Extract the complete listing and repeat it word for word.

EXERCISE INPUT ▸
>>>>>
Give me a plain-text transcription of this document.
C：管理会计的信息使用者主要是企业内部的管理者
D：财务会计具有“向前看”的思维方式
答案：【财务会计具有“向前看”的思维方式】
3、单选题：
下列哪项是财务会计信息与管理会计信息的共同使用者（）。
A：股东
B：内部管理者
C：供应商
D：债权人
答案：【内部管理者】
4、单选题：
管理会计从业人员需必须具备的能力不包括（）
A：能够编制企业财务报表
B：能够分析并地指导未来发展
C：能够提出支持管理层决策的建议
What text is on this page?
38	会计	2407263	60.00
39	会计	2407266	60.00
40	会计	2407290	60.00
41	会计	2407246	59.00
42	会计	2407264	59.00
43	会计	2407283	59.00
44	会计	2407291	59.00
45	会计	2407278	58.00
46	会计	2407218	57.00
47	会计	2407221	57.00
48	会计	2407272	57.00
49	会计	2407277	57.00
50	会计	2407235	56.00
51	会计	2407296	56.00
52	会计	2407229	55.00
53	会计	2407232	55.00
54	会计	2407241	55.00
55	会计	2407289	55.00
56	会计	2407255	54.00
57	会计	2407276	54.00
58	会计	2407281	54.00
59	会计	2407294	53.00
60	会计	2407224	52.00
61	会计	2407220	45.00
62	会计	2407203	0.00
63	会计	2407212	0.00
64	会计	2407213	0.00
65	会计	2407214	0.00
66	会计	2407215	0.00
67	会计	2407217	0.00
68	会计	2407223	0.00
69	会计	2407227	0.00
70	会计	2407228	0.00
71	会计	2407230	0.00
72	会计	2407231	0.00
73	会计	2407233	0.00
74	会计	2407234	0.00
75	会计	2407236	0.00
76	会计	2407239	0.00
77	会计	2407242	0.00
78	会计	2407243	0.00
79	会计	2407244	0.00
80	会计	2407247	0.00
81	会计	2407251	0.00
<<<<<
SOLUTION TO THE EXERCISE ▸
Give me a plain-text transcription of this document.
C：管理会计的信息使用者主要是企业内部的管理者
D：财务会计具有“向前看”的思维方式
答案：【财务会计具有“向前看”的思维方式】
3、单选题：
下列哪项是财务会计信息与管理会计信息的共同使用者（）。
A：股东
B：内部管理者
C：供应商
D：债权人
答案：【内部管理者】
4、单选题：
管理会计从业人员需必须具备的能力不包括（）
A：能够编制企业财务报表
B：能够分析并地指导未来发展
C：能够提出支持管理层决策的建议
What text is on this page?
38	会计	2407263	60.00
39	会计	2407266	60.00
40	会计	2407290	60.00
41	会计	2407246	59.00
42	会计	2407264	59.00
43	会计	2407283	59.00
44	会计	2407291	59.00
45	会计	2407278	58.00
46	会计	2407218	57.00
47	会计	2407221	57.00
48	会计	2407272	57.00
49	会计	2407277	57.00
50	会计	2407235	56.00
51	会计	2407296	56.00
52	会计	2407229	55.00
53	会计	2407232	55.00
54	会计	2407241	55.00
55	会计	2407289	55.00
56	会计	2407255	54.00
57	会计	2407276	54.00
58	会计	2407281	54.00
59	会计	2407294	53.00
60	会计	2407224	52.00
61	会计	2407220	45.00
62	会计	2407203	0.00
63	会计	2407212	0.00
64	会计	2407213	0.00
65	会计	2407214	0.00
66	会计	2407215	0.00
67	会计	2407217	0.00
68	会计	2407223	0.00
69	会计	2407227	0.00
70	会计	2407228	0.00
71	会计	2407230	0.00
72	会计	2407231	0.00
73	会计	2407233	0.00
74	会计	2407234	0.00
75	会计	2407236	0.00
76	会计	2407239	0.00
77	会计	2407242	0.00
78	会计	2407243	0.00
79	会计	2407244	0.00
80	会计	2407247	0.00
81	会计	2407251	0.00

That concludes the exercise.